■ Provided records
--------------------

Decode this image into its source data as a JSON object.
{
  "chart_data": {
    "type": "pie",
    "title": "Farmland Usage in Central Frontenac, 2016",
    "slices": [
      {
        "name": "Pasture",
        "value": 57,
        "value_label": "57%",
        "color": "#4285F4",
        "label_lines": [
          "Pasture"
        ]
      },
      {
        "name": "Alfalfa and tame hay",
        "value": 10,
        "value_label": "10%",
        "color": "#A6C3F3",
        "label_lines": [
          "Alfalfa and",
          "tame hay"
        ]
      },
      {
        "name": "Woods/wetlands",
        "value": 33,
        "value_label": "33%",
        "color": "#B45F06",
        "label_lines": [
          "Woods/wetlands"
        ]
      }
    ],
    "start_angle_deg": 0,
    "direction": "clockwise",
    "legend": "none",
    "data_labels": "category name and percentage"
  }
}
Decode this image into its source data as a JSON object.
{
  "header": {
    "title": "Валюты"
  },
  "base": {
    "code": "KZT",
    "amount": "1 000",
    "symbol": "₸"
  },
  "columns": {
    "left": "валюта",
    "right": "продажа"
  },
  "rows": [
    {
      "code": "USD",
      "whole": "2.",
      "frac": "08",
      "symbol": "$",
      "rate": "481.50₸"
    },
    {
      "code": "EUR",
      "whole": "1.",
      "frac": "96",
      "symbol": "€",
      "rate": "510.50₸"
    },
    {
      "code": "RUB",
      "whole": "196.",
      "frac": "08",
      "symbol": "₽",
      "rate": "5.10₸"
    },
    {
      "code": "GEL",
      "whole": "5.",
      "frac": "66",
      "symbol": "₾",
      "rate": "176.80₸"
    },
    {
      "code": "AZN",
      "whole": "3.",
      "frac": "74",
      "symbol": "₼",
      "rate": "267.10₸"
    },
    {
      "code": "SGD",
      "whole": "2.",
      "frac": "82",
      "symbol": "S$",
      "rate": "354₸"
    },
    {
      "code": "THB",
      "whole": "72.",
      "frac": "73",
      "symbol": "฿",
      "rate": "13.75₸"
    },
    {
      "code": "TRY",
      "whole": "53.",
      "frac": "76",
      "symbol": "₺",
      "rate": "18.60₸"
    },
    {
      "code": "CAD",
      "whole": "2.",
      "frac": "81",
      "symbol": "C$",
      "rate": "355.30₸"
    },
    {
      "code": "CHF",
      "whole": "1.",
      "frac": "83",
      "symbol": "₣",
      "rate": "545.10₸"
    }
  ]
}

--------------------

■ What to work on
Copy each line of the data exactly, leaving nothing out.

■ Expected answer
Decode this image into its source data as a JSON object.
{
  "chart_data": {
    "type": "pie",
    "title": "Farmland Usage in Central Frontenac, 2016",
    "slices": [
      {
        "name": "Pasture",
        "value": 57,
        "value_label": "57%",
        "color": "#4285F4",
        "label_lines": [
          "Pasture"
        ]
      },
      {
        "name": "Alfalfa and tame hay",
        "value": 10,
        "value_label": "10%",
        "color": "#A6C3F3",
        "label_lines": [
          "Alfalfa and",
          "tame hay"
        ]
      },
      {
        "name": "Woods/wetlands",
        "value": 33,
        "value_label": "33%",
        "color": "#B45F06",
        "label_lines": [
          "Woods/wetlands"
        ]
      }
    ],
    "start_angle_deg": 0,
    "direction": "clockwise",
    "legend": "none",
    "data_labels": "category name and percentage"
  }
}
Decode this image into its source data as a JSON object.
{
  "header": {
    "title": "Валюты"
  },
  "base": {
    "code": "KZT",
    "amount": "1 000",
    "symbol": "₸"
  },
  "columns": {
    "left": "валюта",
    "right": "продажа"
  },
  "rows": [
    {
      "code": "USD",
      "whole": "2.",
      "frac": "08",
      "symbol": "$",
      "rate": "481.50₸"
    },
    {
      "code": "EUR",
      "whole": "1.",
      "frac": "96",
      "symbol": "€",
      "rate": "510.50₸"
    },
    {
      "code": "RUB",
      "whole": "196.",
      "frac": "08",
      "symbol": "₽",
      "rate": "5.10₸"
    },
    {
      "code": "GEL",
      "whole": "5.",
      "frac": "66",
      "symbol": "₾",
      "rate": "176.80₸"
    },
    {
      "code": "AZN",
      "whole": "3.",
      "frac": "74",
      "symbol": "₼",
      "rate": "267.10₸"
    },
    {
      "code": "SGD",
      "whole": "2.",
      "frac": "82",
      "symbol": "S$",
      "rate": "354₸"
    },
    {
      "code": "THB",
      "whole": "72.",
      "frac": "73",
      "symbol": "฿",
      "rate": "13.75₸"
    },
    {
      "code": "TRY",
      "whole": "53.",
      "frac": "76",
      "symbol": "₺",
      "rate": "18.60₸"
    },
    {
      "code": "CAD",
      "whole": "2.",
      "frac": "81",
      "symbol": "C$",
      "rate": "355.30₸"
    },
    {
      "code": "CHF",
      "whole": "1.",
      "frac": "83",
      "symbol": "₣",
      "rate": "545.10₸"
    }
  ]
}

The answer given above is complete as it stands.